**Directions**
Collect all lines from the listing that include the string "культуры".

**Excerpted data**
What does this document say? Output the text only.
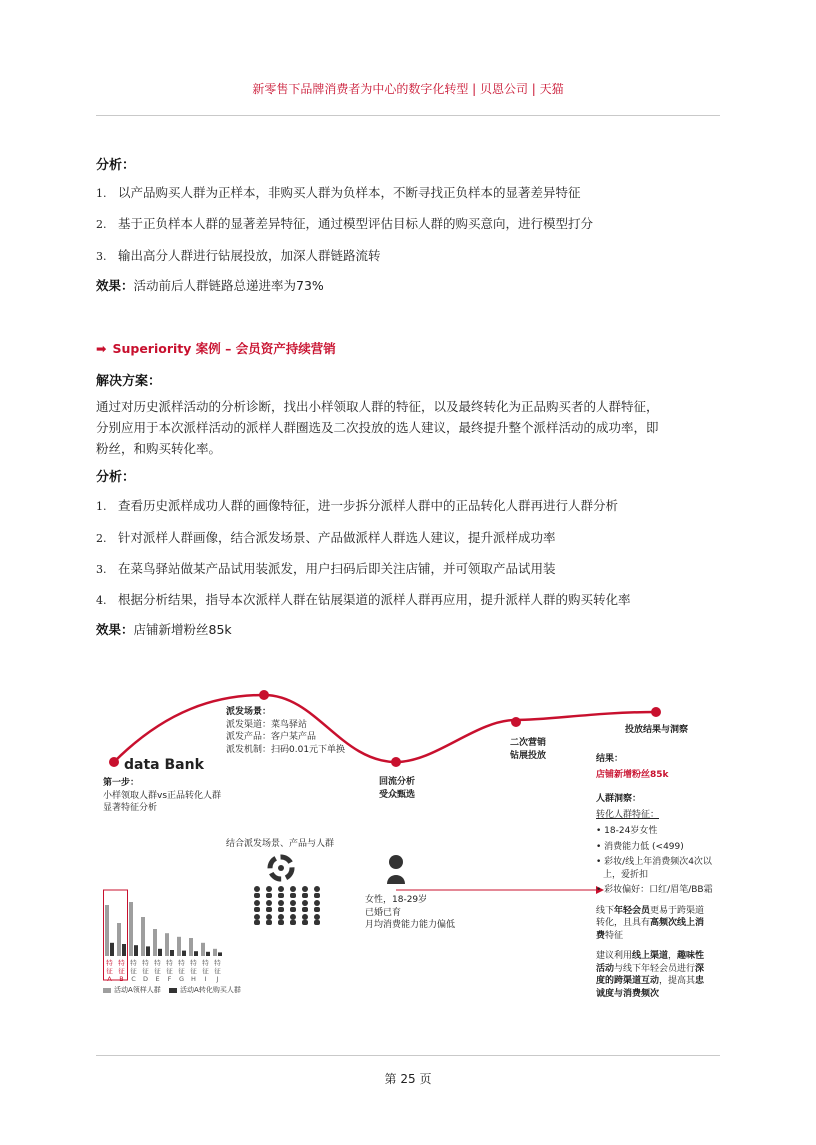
新零售下品牌消费者为中心的数字化转型 | 贝恩公司 | 天猫
分析：
1. 以产品购买人群为正样本，非购买人群为负样本，不断寻找正负样本的显著差异特征
2. 基于正负样本人群的显著差异特征，通过模型评估目标人群的购买意向，进行模型打分
3. 输出高分人群进行钻展投放，加深人群链路流转
效果：活动前后人群链路总递进率为73%
➡ Superiority 案例 – 会员资产持续营销
解决方案：
通过对历史派样活动的分析诊断，找出小样领取人群的特征，以及最终转化为正品购买者的人群特征，
分别应用于本次派样活动的派样人群圈选及二次投放的选人建议，最终提升整个派样活动的成功率，即
粉丝，和购买转化率。
分析：
1. 查看历史派样成功人群的画像特征，进一步拆分派样人群中的正品转化人群再进行人群分析
2. 针对派样人群画像，结合派发场景、产品做派样人群选人建议，提升派样成功率
3. 在菜鸟驿站做某产品试用装派发，用户扫码后即关注店铺，并可领取产品试用装
4. 根据分析结果，指导本次派样人群在钻展渠道的派样人群再应用，提升派样人群的购买转化率
效果：店铺新增粉丝85k
data Bank
第一步：
小样领取人群vs正品转化人群
显著特征分析
派发场景：
派发渠道：菜鸟驿站
派发产品：客户某产品
派发机制：扫码0.01元下单换
回流分析
受众甄选
二次营销
钻展投放
投放结果与洞察
结果：
店铺新增粉丝85k
人群洞察：
转化人群特征：
• 18-24岁女性
• 消费能力低 (<499)
• 彩妆/线上年消费频次4次以
上，爱折扣
• 彩妆偏好：口红/眉笔/BB霜
线下年轻会员更易于跨渠道
转化，且具有高频次线上消
费特征
建议利用线上渠道，趣味性
活动与线下年轻会员进行深
度的跨渠道互动，提高其忠
诚度与消费频次
结合派发场景、产品与人群
女性，18-29岁
已婚已育
月均消费能力能力偏低
特征 A
特征 B
特征 C
特征 D
特征 E
特征 F
特征 G
特征 H
特征 I
特征 J
活动A领样人群	活动A转化购买人群
第 25 页
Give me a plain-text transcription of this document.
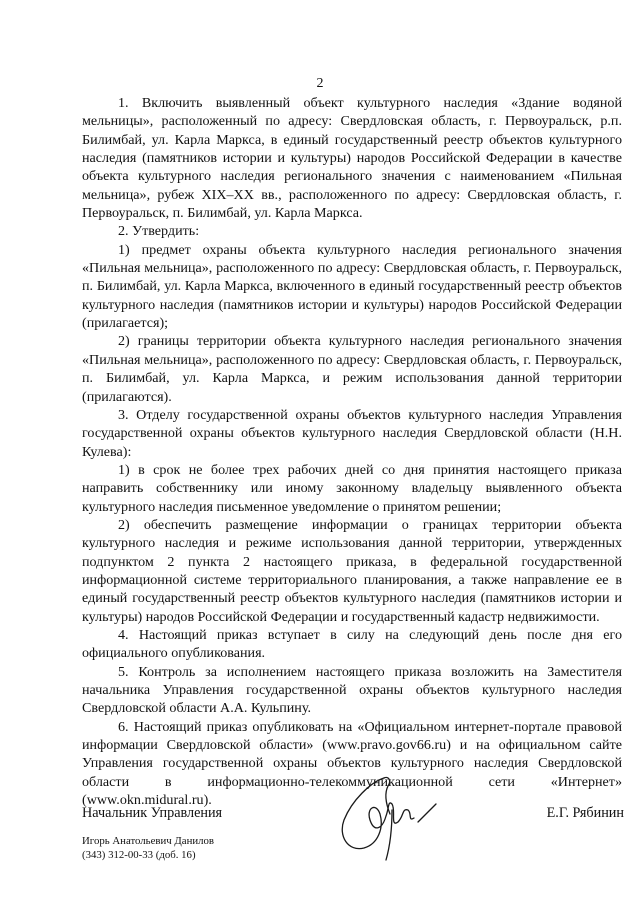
2

1. Включить выявленный объект культурного наследия «Здание водяной мельницы», расположенный по адресу: Свердловская область, г. Первоуральск, р.п. Билимбай, ул. Карла Маркса, в единый государственный реестр объектов культурного наследия (памятников истории и культуры) народов Российской Федерации в качестве объекта культурного наследия регионального значения с наименованием «Пильная мельница», рубеж XIX–XX вв., расположенного по адресу: Свердловская область, г. Первоуральск, п. Билимбай, ул. Карла Маркса.

2. Утвердить:

1) предмет охраны объекта культурного наследия регионального значения «Пильная мельница», расположенного по адресу: Свердловская область, г. Первоуральск, п. Билимбай, ул. Карла Маркса, включенного в единый государственный реестр объектов культурного наследия (памятников истории и культуры) народов Российской Федерации (прилагается);

2) границы территории объекта культурного наследия регионального значения «Пильная мельница», расположенного по адресу: Свердловская область, г. Первоуральск, п. Билимбай, ул. Карла Маркса, и режим использования данной территории (прилагаются).

3. Отделу государственной охраны объектов культурного наследия Управления государственной охраны объектов культурного наследия Свердловской области (Н.Н. Кулева):

1) в срок не более трех рабочих дней со дня принятия настоящего приказа направить собственнику или иному законному владельцу выявленного объекта культурного наследия письменное уведомление о принятом решении;

2) обеспечить размещение информации о границах территории объекта культурного наследия и режиме использования данной территории, утвержденных подпунктом 2 пункта 2 настоящего приказа, в федеральной государственной информационной системе территориального планирования, а также направление ее в единый государственный реестр объектов культурного наследия (памятников истории и культуры) народов Российской Федерации и государственный кадастр недвижимости.

4. Настоящий приказ вступает в силу на следующий день после дня его официального опубликования.

5. Контроль за исполнением настоящего приказа возложить на Заместителя начальника Управления государственной охраны объектов культурного наследия Свердловской области А.А. Кульпину.

6. Настоящий приказ опубликовать на «Официальном интернет-портале правовой информации Свердловской области» (www.pravo.gov66.ru) и на официальном сайте Управления государственной охраны объектов культурного наследия Свердловской области в информационно-телекоммуникационной сети «Интернет» (www.okn.midural.ru).

Начальник Управления	Е.Г. Рябинин
Игорь Анатольевич Данилов
(343) 312-00-33 (доб. 16)
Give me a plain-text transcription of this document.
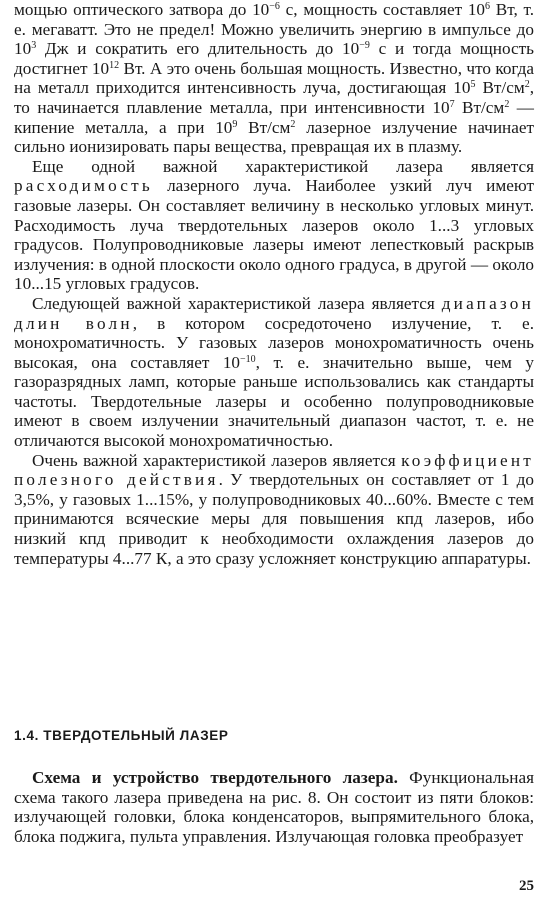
мощью оптического затвора до $10^{-6}$ с, мощность составляет $10^6$ Вт, т. е. мегаватт. Это не предел! Можно увеличить энергию в импульсе до $10^3$ Дж и сократить его длительность до $10^{-9}$ с и тогда мощность достигнет $10^{12}$ Вт. А это очень большая мощность. Известно, что когда на металл приходится интенсивность луча, достигающая $10^5$ $Вт/см^2$, то начинается плавление металла, при интенсивности $10^7$ $Вт/см^2$ — кипение металла, а при $10^9$ $Вт/см^2$ лазерное излучение начинает сильно ионизировать пары вещества, превращая их в плазму.

Еще одной важной характеристикой лазера является расходимость лазерного луча. Наиболее узкий луч имеют газовые лазеры. Он составляет величину в несколько угловых минут. Расходимость луча твердотельных лазеров около 1...3 угловых градусов. Полупроводниковые лазеры имеют лепестковый раскрыв излучения: в одной плоскости около одного градуса, в другой — около 10...15 угловых градусов.

Следующей важной характеристикой лазера является диапазон длин волн, в котором сосредоточено излучение, т. е. монохроматичность. У газовых лазеров монохроматичность очень высокая, она составляет $10^{-10}$, т. е. значительно выше, чем у газоразрядных ламп, которые раньше использовались как стандарты частоты. Твердотельные лазеры и особенно полупроводниковые имеют в своем излучении значительный диапазон частот, т. е. не отличаются высокой монохроматичностью.

Очень важной характеристикой лазеров является коэффициент полезного действия. У твердотельных он составляет от 1 до 3,5%, у газовых 1...15%, у полупроводниковых 40...60%. Вместе с тем принимаются всяческие меры для повышения кпд лазеров, ибо низкий кпд приводит к необходимости охлаждения лазеров до температуры 4...77 К, а это сразу усложняет конструкцию аппаратуры.

1.4. ТВЕРДОТЕЛЬНЫЙ ЛАЗЕР

Схема и устройство твердотельного лазера. Функциональная схема такого лазера приведена на рис. 8. Он состоит из пяти блоков: излучающей головки, блока конденсаторов, выпрямительного блока, блока поджига, пульта управления. Излучающая головка преобразует

25
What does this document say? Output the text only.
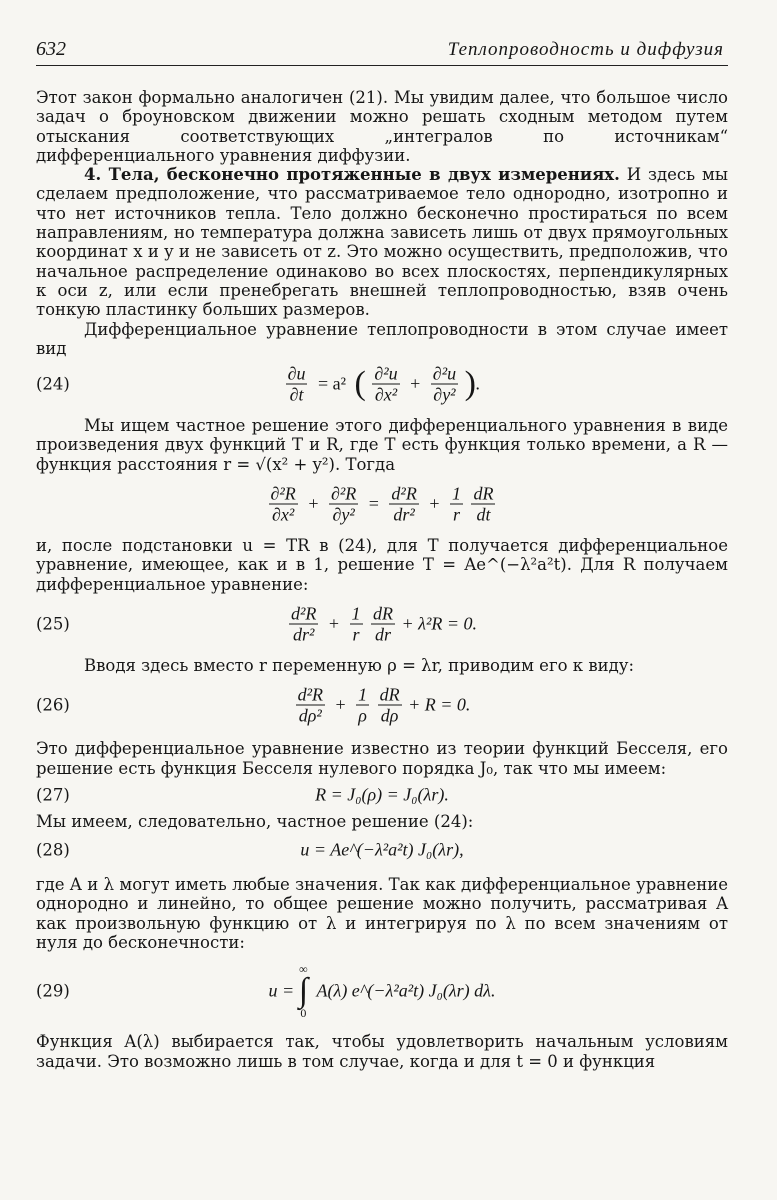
632	Теплопроводность и диффузия

Этот закон формально аналогичен (21). Мы увидим далее, что большое число задач о броуновском движении можно решать сходным методом путем отыскания соответствующих „интегралов по источникам“ дифференциального уравнения диффузии.

4. Тела, бесконечно протяженные в двух измерениях. И здесь мы сделаем предположение, что рассматриваемое тело однородно, изотропно и что нет источников тепла. Тело должно бесконечно простираться по всем направлениям, но температура должна зависеть лишь от двух прямоугольных координат x и y и не зависеть от z. Это можно осуществить, предположив, что начальное распределение одинаково во всех плоскостях, перпендикулярных к оси z, или если пренебрегать внешней теплопроводностью, взяв очень тонкую пластинку больших размеров.

Дифференциальное уравнение теплопроводности в этом случае имеет вид

(24)	$\frac{\partial u}{\partial t} = a^2$ ( $\frac{\text{∂²u}}{\text{∂x²}} + \frac{\text{∂²u}}{\text{∂y²}}$ ).

Мы ищем частное решение этого дифференциального уравнения в виде произведения двух функций T и R, где T есть функция только времени, а R — функция расстояния r = √(x² + y²). Тогда

$\frac{\text{∂²R}}{\text{∂x²}} + \frac{\text{∂²R}}{\text{∂y²}} = \frac{\text{d²R}}{\text{dr²}} + \frac{1}{r}$
$\frac{dR}{dt}$

и, после подстановки u = TR в (24), для T получается дифференциальное уравнение, имеющее, как и в 1, решение T = Ae^(−λ²a²t). Для R получаем дифференциальное уравнение:

(25)	$\frac{\text{d²R}}{\text{dr²}} + \frac{1}{r}$
$\frac{dR}{dr} + \lambda^2R = 0$.

Вводя здесь вместо r переменную ρ = λr, приводим его к виду:

(26)	$\frac{\text{d²R}}{\text{dρ²}} + \frac{1}{\rho}$
$\frac{dR}{d\rho} + R = 0$.

Это дифференциальное уравнение известно из теории функций Бесселя, его решение есть функция Бесселя нулевого порядка J₀, так что мы имеем:

(27)	R = J₀(ρ) = J₀(λr).

Мы имеем, следовательно, частное решение (24):

(28)	u = Ae^(−λ²a²t) J₀(λr),

где A и λ могут иметь любые значения. Так как дифференциальное уравнение однородно и линейно, то общее решение можно получить, рассматривая A как произвольную функцию от λ и интегрируя по λ по всем значениям от нуля до бесконечности:

(29)	u =
∞
∫
0
A(λ) e^(−λ²a²t) J₀(λr) dλ.

Функция A(λ) выбирается так, чтобы удовлетворить начальным условиям задачи. Это возможно лишь в том случае, когда и для t = 0 и функция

**The solution**
1. Включить выявленный объект культурного наследия «Здание водяной мельницы», расположенный по адресу: Свердловская область, г. Первоуральск, р.п. Билимбай, ул. Карла Маркса, в единый государственный реестр объектов культурного наследия (памятников истории и культуры) народов Российской Федерации в качестве объекта культурного наследия регионального значения с наименованием «Пильная мельница», рубеж XIX–XX вв., расположенного по адресу: Свердловская область, г. Первоуральск, п. Билимбай, ул. Карла Маркса.
1) предмет охраны объекта культурного наследия регионального значения «Пильная мельница», расположенного по адресу: Свердловская область, г. Первоуральск, п. Билимбай, ул. Карла Маркса, включенного в единый государственный реестр объектов культурного наследия (памятников истории и культуры) народов Российской Федерации (прилагается);
2) обеспечить размещение информации о границах территории объекта культурного наследия и режиме использования данной территории, утвержденных подпунктом 2 пункта 2 настоящего приказа, в федеральной государственной информационной системе территориального планирования, а также направление ее в единый государственный реестр объектов культурного наследия (памятников истории и культуры) народов Российской Федерации и государственный кадастр недвижимости.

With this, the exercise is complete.